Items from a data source
───
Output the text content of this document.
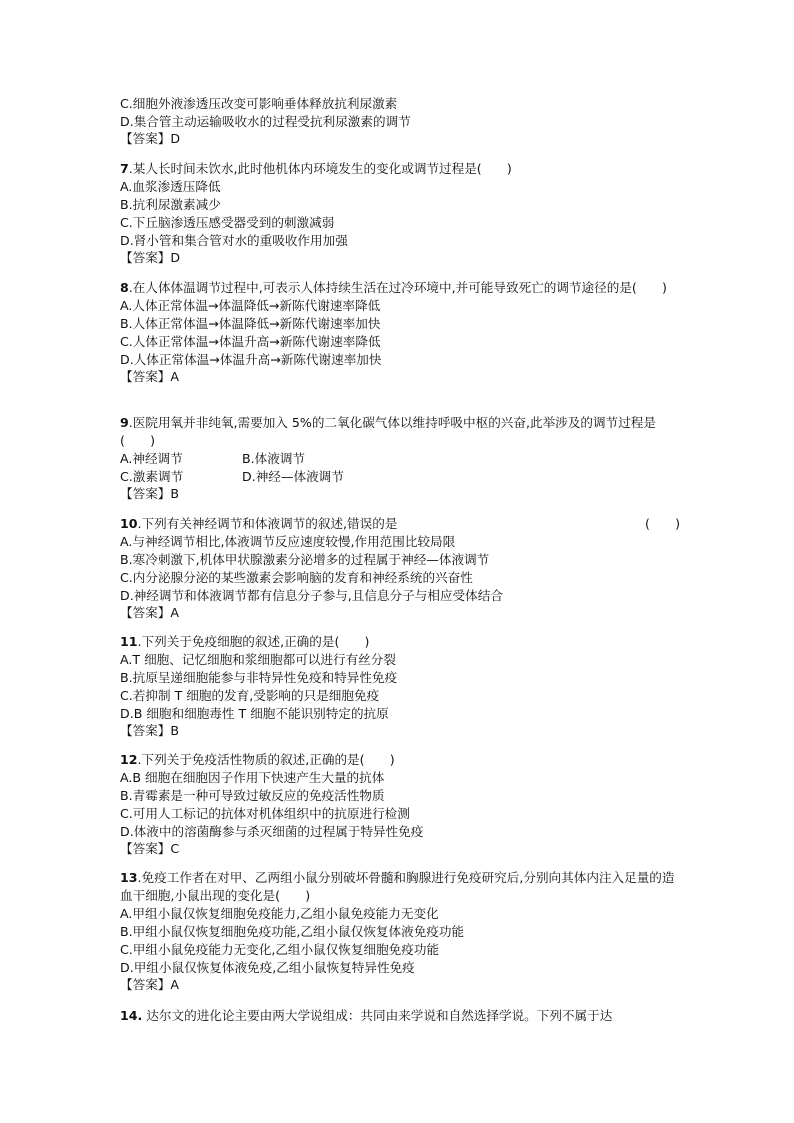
C.细胞外液渗透压改变可影响垂体释放抗利尿激素
D.集合管主动运输吸收水的过程受抗利尿激素的调节
【答案】D
7.某人长时间未饮水,此时他机体内环境发生的变化或调节过程是(　　)
A.血浆渗透压降低
B.抗利尿激素减少
C.下丘脑渗透压感受器受到的刺激减弱
D.肾小管和集合管对水的重吸收作用加强
【答案】D
8.在人体体温调节过程中,可表示人体持续生活在过冷环境中,并可能导致死亡的调节途径的是(　　)
A.人体正常体温→体温降低→新陈代谢速率降低
B.人体正常体温→体温降低→新陈代谢速率加快
C.人体正常体温→体温升高→新陈代谢速率降低
D.人体正常体温→体温升高→新陈代谢速率加快
【答案】A
9.医院用氧并非纯氧,需要加入 5%的二氧化碳气体以维持呼吸中枢的兴奋,此举涉及的调节过程是(　　)
A.神经调节	B.体液调节
C.激素调节	D.神经—体液调节
【答案】B
10.下列有关神经调节和体液调节的叙述,错误的是	(　　)
A.与神经调节相比,体液调节反应速度较慢,作用范围比较局限
B.寒冷刺激下,机体甲状腺激素分泌增多的过程属于神经—体液调节
C.内分泌腺分泌的某些激素会影响脑的发育和神经系统的兴奋性
D.神经调节和体液调节都有信息分子参与,且信息分子与相应受体结合
【答案】A
11.下列关于免疫细胞的叙述,正确的是(　　)
A.T 细胞、记忆细胞和浆细胞都可以进行有丝分裂
B.抗原呈递细胞能参与非特异性免疫和特异性免疫
C.若抑制 T 细胞的发育,受影响的只是细胞免疫
D.B 细胞和细胞毒性 T 细胞不能识别特定的抗原
【答案】B
12.下列关于免疫活性物质的叙述,正确的是(　　)
A.B 细胞在细胞因子作用下快速产生大量的抗体
B.青霉素是一种可导致过敏反应的免疫活性物质
C.可用人工标记的抗体对机体组织中的抗原进行检测
D.体液中的溶菌酶参与杀灭细菌的过程属于特异性免疫
【答案】C
13.免疫工作者在对甲、乙两组小鼠分别破坏骨髓和胸腺进行免疫研究后,分别向其体内注入足量的造血干细胞,小鼠出现的变化是(　　)
A.甲组小鼠仅恢复细胞免疫能力,乙组小鼠免疫能力无变化
B.甲组小鼠仅恢复细胞免疫功能,乙组小鼠仅恢复体液免疫功能
C.甲组小鼠免疫能力无变化,乙组小鼠仅恢复细胞免疫功能
D.甲组小鼠仅恢复体液免疫,乙组小鼠恢复特异性免疫
【答案】A
14. 达尔文的进化论主要由两大学说组成：共同由来学说和自然选择学说。下列不属于达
───
◆ Exercise objective
Quote each record exactly as it stands, minus the pictures.

◆ Correct output
Output the text content of this document.
C.细胞外液渗透压改变可影响垂体释放抗利尿激素
D.集合管主动运输吸收水的过程受抗利尿激素的调节
【答案】D
7.某人长时间未饮水,此时他机体内环境发生的变化或调节过程是(　　)
A.血浆渗透压降低
B.抗利尿激素减少
C.下丘脑渗透压感受器受到的刺激减弱
D.肾小管和集合管对水的重吸收作用加强
【答案】D
8.在人体体温调节过程中,可表示人体持续生活在过冷环境中,并可能导致死亡的调节途径的是(　　)
A.人体正常体温→体温降低→新陈代谢速率降低
B.人体正常体温→体温降低→新陈代谢速率加快
C.人体正常体温→体温升高→新陈代谢速率降低
D.人体正常体温→体温升高→新陈代谢速率加快
【答案】A
9.医院用氧并非纯氧,需要加入 5%的二氧化碳气体以维持呼吸中枢的兴奋,此举涉及的调节过程是(　　)
A.神经调节	B.体液调节
C.激素调节	D.神经—体液调节
【答案】B
10.下列有关神经调节和体液调节的叙述,错误的是	(　　)
A.与神经调节相比,体液调节反应速度较慢,作用范围比较局限
B.寒冷刺激下,机体甲状腺激素分泌增多的过程属于神经—体液调节
C.内分泌腺分泌的某些激素会影响脑的发育和神经系统的兴奋性
D.神经调节和体液调节都有信息分子参与,且信息分子与相应受体结合
【答案】A
11.下列关于免疫细胞的叙述,正确的是(　　)
A.T 细胞、记忆细胞和浆细胞都可以进行有丝分裂
B.抗原呈递细胞能参与非特异性免疫和特异性免疫
C.若抑制 T 细胞的发育,受影响的只是细胞免疫
D.B 细胞和细胞毒性 T 细胞不能识别特定的抗原
【答案】B
12.下列关于免疫活性物质的叙述,正确的是(　　)
A.B 细胞在细胞因子作用下快速产生大量的抗体
B.青霉素是一种可导致过敏反应的免疫活性物质
C.可用人工标记的抗体对机体组织中的抗原进行检测
D.体液中的溶菌酶参与杀灭细菌的过程属于特异性免疫
【答案】C
13.免疫工作者在对甲、乙两组小鼠分别破坏骨髓和胸腺进行免疫研究后,分别向其体内注入足量的造血干细胞,小鼠出现的变化是(　　)
A.甲组小鼠仅恢复细胞免疫能力,乙组小鼠免疫能力无变化
B.甲组小鼠仅恢复细胞免疫功能,乙组小鼠仅恢复体液免疫功能
C.甲组小鼠免疫能力无变化,乙组小鼠仅恢复细胞免疫功能
D.甲组小鼠仅恢复体液免疫,乙组小鼠恢复特异性免疫
【答案】A
14. 达尔文的进化论主要由两大学说组成：共同由来学说和自然选择学说。下列不属于达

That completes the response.